• What the exercise asks: Copy every line from the records below that holds the word "ylabel".

>> Start Material for this exercise

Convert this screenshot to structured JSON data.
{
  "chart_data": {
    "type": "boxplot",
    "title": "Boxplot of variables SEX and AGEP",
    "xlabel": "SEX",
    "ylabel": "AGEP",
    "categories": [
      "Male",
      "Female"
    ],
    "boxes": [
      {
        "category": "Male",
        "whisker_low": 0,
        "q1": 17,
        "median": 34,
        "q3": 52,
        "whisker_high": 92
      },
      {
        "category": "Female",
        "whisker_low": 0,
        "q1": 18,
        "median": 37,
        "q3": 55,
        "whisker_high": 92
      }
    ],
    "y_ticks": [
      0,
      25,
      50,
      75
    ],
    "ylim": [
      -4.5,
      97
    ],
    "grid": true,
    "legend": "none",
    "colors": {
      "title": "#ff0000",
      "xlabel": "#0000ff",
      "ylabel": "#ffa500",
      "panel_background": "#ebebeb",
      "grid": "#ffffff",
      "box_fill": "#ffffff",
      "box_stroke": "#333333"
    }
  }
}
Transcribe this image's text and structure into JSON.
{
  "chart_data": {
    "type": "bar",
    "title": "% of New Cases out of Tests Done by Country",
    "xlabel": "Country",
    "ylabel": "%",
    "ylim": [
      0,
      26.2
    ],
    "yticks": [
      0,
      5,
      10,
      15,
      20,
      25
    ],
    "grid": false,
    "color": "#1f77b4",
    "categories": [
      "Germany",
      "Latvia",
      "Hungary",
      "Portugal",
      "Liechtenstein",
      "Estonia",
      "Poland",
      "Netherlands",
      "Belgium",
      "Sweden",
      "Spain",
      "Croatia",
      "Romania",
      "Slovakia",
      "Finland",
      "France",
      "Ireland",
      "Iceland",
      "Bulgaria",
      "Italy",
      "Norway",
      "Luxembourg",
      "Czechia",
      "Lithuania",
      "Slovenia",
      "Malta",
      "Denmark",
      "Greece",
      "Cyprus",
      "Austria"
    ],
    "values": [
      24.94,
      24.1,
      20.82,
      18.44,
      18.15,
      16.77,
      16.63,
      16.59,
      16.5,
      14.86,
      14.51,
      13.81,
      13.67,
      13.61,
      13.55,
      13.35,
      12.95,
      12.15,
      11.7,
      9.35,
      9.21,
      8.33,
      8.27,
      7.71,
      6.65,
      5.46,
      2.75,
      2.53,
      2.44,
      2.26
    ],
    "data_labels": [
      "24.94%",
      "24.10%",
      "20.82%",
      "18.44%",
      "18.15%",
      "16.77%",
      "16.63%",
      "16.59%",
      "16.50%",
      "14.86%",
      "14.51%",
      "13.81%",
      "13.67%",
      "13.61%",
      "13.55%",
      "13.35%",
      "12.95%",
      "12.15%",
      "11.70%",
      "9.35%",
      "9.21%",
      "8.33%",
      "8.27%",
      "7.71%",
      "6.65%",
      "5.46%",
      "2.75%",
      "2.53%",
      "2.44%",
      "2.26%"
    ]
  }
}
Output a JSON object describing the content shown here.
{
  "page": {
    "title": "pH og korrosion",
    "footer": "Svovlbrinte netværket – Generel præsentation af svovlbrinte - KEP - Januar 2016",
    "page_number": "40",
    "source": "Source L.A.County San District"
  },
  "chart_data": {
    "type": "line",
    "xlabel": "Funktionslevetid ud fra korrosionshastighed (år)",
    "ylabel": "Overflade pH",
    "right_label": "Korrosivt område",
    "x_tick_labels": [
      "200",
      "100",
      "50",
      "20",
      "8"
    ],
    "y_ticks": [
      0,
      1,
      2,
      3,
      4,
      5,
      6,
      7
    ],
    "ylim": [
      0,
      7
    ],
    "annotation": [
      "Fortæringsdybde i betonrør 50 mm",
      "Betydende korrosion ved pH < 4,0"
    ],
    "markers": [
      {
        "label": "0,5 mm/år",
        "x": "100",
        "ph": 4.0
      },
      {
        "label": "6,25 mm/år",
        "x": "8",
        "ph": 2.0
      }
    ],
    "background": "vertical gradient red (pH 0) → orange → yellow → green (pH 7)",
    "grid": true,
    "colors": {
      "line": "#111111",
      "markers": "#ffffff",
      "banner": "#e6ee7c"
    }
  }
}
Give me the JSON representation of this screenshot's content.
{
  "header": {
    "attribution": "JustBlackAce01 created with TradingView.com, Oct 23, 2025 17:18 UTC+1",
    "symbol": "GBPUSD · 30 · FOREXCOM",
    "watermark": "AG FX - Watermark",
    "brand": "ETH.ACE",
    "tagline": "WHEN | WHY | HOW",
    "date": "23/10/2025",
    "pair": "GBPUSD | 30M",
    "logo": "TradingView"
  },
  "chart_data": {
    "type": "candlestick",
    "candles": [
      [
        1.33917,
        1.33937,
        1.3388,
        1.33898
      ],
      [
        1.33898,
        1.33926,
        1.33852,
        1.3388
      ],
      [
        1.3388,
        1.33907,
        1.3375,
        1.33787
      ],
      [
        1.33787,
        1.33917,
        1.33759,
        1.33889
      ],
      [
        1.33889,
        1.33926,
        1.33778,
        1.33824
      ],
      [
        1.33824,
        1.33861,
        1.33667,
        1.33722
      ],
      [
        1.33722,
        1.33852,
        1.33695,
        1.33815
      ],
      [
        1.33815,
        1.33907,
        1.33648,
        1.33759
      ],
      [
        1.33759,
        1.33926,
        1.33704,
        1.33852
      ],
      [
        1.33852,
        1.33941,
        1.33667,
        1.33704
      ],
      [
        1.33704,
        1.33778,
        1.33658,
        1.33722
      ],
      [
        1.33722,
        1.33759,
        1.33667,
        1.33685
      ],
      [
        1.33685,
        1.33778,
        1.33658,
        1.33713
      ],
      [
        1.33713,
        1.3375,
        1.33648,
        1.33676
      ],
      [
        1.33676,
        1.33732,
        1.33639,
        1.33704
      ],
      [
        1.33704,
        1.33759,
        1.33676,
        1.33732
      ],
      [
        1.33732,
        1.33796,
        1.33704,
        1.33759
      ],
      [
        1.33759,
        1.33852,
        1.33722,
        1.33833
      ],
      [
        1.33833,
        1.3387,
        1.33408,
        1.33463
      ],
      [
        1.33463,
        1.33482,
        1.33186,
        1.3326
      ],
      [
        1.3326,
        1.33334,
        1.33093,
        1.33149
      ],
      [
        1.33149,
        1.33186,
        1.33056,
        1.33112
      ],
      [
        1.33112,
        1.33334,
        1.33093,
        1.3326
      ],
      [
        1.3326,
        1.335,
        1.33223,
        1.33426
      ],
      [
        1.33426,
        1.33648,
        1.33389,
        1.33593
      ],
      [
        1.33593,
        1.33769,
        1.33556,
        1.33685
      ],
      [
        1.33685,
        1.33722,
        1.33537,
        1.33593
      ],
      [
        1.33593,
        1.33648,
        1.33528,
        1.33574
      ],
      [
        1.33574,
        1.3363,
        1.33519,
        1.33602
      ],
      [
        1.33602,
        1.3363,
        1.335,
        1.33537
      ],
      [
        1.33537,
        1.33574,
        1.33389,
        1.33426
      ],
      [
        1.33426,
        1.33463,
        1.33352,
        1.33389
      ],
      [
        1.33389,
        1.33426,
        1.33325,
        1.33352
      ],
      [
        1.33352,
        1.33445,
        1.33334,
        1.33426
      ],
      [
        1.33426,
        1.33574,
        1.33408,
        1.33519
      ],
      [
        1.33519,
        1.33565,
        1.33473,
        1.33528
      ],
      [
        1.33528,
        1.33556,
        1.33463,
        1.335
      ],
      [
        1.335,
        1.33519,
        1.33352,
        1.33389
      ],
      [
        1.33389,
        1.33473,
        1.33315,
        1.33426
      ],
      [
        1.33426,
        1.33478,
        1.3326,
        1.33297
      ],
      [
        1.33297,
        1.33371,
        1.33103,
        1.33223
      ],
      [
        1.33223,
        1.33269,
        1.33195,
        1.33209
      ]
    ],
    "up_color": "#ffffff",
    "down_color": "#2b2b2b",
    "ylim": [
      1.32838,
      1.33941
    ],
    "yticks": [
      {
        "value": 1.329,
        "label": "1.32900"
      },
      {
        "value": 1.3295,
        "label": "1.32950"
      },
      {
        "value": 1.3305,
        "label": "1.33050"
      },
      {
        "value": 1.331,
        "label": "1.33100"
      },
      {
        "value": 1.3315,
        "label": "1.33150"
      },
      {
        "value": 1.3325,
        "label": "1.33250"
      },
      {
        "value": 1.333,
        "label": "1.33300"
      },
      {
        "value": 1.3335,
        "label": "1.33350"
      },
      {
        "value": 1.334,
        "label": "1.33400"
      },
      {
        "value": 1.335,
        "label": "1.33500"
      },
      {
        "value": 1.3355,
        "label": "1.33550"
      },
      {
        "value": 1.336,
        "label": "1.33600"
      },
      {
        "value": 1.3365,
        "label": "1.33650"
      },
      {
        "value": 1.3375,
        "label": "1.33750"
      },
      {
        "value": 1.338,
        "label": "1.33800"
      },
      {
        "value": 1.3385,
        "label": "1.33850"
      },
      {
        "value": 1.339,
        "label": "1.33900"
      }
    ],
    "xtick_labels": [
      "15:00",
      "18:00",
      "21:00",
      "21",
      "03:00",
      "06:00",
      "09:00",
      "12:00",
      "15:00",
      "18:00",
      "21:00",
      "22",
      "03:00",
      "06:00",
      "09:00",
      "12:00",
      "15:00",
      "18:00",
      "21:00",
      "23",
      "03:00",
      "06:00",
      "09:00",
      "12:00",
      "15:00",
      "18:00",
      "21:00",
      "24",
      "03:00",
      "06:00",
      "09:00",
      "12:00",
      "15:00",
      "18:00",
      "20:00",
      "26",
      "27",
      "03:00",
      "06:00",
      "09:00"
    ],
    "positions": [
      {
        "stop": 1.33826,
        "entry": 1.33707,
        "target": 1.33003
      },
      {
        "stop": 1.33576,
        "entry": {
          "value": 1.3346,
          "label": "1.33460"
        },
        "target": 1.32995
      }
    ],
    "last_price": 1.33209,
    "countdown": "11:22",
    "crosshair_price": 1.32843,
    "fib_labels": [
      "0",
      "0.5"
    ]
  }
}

>> End Material for this exercise

• Correct output:
    "ylabel": "AGEP",
      "ylabel": "#ffa500",
    "ylabel": "%",
    "ylabel": "Overflade pH",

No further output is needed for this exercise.